- [Dataset rows]

____

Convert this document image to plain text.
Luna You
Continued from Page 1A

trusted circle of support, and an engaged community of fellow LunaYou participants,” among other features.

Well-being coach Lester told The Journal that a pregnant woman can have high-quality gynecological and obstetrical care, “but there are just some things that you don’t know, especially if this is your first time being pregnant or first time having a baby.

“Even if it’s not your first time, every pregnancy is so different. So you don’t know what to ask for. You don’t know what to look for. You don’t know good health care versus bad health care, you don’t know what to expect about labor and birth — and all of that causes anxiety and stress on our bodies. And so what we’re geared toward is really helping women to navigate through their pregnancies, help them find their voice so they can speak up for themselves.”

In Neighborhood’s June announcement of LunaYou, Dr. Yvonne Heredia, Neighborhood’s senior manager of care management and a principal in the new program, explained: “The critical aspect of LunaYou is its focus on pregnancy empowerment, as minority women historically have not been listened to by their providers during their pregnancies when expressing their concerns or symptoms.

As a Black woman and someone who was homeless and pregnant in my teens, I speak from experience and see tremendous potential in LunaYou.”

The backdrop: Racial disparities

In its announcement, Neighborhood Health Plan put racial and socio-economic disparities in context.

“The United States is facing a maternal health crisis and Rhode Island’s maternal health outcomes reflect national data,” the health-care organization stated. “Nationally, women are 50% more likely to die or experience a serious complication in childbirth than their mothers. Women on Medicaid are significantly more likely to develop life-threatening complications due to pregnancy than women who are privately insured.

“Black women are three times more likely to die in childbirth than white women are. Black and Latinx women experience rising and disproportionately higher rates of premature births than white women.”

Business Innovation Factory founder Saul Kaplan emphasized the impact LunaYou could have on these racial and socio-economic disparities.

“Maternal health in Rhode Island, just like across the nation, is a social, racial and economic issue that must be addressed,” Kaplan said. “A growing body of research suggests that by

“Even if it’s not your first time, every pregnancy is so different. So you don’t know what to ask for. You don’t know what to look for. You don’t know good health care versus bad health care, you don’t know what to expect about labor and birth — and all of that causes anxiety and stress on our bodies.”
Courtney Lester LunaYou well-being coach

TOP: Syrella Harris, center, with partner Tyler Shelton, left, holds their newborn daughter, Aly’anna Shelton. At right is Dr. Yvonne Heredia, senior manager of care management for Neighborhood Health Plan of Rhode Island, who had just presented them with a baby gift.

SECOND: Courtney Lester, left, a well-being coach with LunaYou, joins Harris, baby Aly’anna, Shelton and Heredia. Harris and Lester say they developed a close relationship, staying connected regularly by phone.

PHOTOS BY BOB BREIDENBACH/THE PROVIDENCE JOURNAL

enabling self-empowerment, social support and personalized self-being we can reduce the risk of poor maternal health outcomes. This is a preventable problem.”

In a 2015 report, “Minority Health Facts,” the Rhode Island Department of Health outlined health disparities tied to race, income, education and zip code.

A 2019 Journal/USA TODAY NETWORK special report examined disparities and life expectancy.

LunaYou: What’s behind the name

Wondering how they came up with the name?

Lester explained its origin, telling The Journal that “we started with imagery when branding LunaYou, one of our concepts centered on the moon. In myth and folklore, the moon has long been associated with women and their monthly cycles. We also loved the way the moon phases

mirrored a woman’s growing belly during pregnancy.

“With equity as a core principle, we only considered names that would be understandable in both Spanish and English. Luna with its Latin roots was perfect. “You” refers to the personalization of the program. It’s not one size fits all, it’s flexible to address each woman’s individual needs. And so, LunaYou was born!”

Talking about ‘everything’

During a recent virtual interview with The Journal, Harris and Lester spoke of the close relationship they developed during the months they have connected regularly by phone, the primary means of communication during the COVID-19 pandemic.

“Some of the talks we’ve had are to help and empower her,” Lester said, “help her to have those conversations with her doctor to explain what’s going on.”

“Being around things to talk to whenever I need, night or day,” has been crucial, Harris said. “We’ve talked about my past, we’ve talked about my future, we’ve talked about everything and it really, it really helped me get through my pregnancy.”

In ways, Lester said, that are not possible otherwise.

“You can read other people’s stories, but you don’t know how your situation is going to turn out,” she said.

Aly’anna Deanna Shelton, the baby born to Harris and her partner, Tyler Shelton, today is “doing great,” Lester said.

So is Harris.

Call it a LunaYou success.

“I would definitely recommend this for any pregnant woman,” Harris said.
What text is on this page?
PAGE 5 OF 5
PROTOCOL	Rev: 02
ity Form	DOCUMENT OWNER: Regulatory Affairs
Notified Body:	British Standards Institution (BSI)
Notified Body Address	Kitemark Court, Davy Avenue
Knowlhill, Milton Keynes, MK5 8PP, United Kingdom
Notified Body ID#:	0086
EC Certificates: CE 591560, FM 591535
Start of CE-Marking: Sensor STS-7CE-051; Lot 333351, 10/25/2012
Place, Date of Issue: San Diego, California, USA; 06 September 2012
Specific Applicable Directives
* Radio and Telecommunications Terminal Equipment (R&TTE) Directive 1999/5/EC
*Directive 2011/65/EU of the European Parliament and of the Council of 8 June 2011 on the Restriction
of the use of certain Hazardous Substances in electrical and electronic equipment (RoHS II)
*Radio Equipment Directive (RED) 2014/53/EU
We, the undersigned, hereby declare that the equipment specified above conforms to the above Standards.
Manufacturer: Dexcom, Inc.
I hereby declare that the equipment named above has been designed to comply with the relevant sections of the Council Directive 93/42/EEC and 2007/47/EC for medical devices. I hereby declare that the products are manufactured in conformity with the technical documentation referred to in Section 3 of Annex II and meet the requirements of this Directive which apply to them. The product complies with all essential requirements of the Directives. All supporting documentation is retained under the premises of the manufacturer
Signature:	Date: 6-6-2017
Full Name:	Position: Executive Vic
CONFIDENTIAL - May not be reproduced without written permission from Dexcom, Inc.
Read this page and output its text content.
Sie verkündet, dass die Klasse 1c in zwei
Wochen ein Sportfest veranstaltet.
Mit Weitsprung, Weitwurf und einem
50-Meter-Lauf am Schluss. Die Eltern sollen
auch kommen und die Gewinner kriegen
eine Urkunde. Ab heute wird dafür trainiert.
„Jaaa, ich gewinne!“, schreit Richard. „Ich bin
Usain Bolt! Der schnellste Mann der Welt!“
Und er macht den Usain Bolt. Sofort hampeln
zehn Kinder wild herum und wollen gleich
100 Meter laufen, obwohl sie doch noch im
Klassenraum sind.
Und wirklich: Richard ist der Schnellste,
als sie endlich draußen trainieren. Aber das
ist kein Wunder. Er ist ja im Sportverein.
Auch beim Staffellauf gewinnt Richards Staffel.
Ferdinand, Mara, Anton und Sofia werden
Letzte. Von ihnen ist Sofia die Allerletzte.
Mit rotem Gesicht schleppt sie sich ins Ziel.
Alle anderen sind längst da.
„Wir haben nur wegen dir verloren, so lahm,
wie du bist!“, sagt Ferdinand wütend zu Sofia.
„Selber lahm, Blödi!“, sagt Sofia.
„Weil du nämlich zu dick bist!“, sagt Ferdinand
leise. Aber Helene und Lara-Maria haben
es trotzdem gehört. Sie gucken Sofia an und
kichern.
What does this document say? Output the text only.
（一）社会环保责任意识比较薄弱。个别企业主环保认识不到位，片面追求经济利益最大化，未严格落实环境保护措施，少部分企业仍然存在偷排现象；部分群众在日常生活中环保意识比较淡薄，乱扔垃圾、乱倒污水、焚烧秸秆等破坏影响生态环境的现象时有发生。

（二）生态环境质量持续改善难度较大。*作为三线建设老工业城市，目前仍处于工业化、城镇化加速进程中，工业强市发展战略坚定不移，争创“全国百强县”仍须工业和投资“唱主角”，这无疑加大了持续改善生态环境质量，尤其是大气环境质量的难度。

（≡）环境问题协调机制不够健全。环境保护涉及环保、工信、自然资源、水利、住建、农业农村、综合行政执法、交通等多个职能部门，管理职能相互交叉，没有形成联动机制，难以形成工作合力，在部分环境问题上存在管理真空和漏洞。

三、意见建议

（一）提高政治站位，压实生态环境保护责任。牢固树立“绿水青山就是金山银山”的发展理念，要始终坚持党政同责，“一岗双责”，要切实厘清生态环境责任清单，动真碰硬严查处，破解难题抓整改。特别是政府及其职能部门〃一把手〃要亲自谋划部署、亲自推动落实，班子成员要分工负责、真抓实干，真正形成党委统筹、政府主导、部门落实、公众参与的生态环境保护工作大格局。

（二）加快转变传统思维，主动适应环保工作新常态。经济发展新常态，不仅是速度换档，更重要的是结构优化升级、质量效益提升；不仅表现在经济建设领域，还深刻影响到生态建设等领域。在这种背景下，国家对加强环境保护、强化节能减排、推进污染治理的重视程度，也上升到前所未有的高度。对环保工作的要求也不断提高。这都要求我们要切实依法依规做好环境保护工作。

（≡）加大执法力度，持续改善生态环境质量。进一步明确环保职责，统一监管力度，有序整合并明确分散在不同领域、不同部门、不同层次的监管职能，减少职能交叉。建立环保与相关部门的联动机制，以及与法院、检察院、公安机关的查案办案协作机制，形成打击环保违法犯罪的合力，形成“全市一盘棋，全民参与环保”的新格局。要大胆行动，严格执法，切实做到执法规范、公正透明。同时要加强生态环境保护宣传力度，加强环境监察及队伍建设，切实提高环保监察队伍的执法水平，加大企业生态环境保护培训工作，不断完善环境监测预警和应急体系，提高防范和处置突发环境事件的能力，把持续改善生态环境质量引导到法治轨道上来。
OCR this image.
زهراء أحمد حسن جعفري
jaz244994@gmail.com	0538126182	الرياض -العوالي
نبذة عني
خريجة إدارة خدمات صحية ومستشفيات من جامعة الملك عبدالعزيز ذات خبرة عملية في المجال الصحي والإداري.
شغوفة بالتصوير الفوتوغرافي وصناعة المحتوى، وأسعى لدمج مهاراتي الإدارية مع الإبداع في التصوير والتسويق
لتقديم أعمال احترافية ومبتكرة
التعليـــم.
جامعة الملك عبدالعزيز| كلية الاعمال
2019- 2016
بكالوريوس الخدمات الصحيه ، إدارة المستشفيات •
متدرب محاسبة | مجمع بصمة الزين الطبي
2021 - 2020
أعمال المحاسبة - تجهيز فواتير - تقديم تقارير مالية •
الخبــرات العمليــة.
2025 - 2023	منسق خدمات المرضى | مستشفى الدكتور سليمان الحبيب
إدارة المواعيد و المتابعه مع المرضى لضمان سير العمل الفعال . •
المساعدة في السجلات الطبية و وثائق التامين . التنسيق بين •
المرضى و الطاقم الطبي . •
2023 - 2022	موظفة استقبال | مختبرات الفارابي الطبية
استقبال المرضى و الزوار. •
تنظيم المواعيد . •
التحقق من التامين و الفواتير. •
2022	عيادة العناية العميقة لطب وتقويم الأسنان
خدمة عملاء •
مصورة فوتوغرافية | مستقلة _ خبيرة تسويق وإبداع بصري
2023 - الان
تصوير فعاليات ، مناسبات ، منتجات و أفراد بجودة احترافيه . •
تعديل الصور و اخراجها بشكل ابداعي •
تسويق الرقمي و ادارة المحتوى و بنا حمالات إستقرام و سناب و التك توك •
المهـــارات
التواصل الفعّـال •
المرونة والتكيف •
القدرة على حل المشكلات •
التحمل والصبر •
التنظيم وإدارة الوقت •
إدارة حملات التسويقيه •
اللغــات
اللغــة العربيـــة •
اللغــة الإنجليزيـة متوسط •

____

- [Exercise instructions] Select every line in the material above where the string "only" occurs, and copy it.

- [Result of the exercise]
“With equity as a core principle, we only considered names that would be understandable in both Spanish and English. Luna with its Latin roots was perfect. “You” refers to the personalization of the program. It’s not one size fits all, it’s flexible to address each woman’s individual needs. And so, LunaYou was born!”
What does this document say? Output the text only.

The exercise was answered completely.